───── DATA

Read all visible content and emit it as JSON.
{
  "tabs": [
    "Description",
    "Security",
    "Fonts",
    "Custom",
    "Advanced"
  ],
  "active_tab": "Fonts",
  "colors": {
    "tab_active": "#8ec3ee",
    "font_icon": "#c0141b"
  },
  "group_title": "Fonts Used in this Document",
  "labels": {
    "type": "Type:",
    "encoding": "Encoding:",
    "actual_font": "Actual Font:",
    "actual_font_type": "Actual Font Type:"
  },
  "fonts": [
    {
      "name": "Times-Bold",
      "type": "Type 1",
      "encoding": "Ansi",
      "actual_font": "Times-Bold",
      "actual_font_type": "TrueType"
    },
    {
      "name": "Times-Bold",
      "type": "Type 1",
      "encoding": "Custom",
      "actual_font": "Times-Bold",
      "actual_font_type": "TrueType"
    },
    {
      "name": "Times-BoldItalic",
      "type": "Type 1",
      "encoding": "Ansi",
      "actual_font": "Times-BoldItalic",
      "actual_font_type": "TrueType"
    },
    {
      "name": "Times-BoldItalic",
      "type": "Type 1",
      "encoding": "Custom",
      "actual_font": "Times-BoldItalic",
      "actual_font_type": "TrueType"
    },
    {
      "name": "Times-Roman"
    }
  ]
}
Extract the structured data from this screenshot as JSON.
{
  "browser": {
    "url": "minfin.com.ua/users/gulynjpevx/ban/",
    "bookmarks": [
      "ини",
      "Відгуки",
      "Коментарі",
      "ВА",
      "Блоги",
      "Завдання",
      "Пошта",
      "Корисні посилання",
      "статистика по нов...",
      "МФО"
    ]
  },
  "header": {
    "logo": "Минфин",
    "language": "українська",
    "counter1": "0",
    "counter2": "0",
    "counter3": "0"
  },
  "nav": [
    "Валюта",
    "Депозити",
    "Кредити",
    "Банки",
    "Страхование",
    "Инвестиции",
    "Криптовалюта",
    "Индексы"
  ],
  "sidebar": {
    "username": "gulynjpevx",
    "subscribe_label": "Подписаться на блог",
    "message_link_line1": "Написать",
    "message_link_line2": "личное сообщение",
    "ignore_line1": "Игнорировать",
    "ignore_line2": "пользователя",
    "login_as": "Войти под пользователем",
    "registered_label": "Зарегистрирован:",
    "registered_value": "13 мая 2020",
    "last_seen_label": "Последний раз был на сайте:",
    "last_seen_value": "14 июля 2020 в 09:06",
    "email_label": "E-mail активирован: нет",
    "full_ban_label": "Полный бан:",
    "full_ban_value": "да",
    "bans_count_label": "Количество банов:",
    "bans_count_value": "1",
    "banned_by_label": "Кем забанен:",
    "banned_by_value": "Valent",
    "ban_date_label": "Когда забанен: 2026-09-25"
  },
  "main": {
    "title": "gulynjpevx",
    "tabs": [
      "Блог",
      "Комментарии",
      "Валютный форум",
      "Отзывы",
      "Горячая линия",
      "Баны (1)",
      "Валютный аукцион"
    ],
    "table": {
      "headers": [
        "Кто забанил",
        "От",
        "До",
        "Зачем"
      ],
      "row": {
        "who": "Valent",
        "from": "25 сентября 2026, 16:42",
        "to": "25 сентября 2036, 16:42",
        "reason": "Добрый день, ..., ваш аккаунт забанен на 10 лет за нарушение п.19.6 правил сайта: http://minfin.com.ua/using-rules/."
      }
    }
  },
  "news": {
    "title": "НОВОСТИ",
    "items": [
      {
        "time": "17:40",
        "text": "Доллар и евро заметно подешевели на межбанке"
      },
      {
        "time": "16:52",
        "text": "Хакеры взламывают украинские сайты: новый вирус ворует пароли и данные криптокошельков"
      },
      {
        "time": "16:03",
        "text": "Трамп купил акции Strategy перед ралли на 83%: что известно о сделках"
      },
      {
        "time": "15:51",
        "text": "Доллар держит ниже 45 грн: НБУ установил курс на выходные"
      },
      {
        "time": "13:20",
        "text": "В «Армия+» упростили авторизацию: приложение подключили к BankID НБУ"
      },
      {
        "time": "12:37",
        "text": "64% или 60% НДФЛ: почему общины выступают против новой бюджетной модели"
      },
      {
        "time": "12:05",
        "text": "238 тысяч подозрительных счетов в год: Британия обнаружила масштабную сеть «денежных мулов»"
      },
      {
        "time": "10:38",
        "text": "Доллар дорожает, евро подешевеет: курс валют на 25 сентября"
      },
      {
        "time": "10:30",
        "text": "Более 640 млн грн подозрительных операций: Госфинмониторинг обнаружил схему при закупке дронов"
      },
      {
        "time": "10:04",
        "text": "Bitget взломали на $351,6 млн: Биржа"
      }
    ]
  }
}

──────────

__EXERCISE__.
Return all lines with the word "this" in them.

__FINISHED TASK__.
  "group_title": "Fonts Used in this Document",
Extract the structured data from this screenshot as JSON.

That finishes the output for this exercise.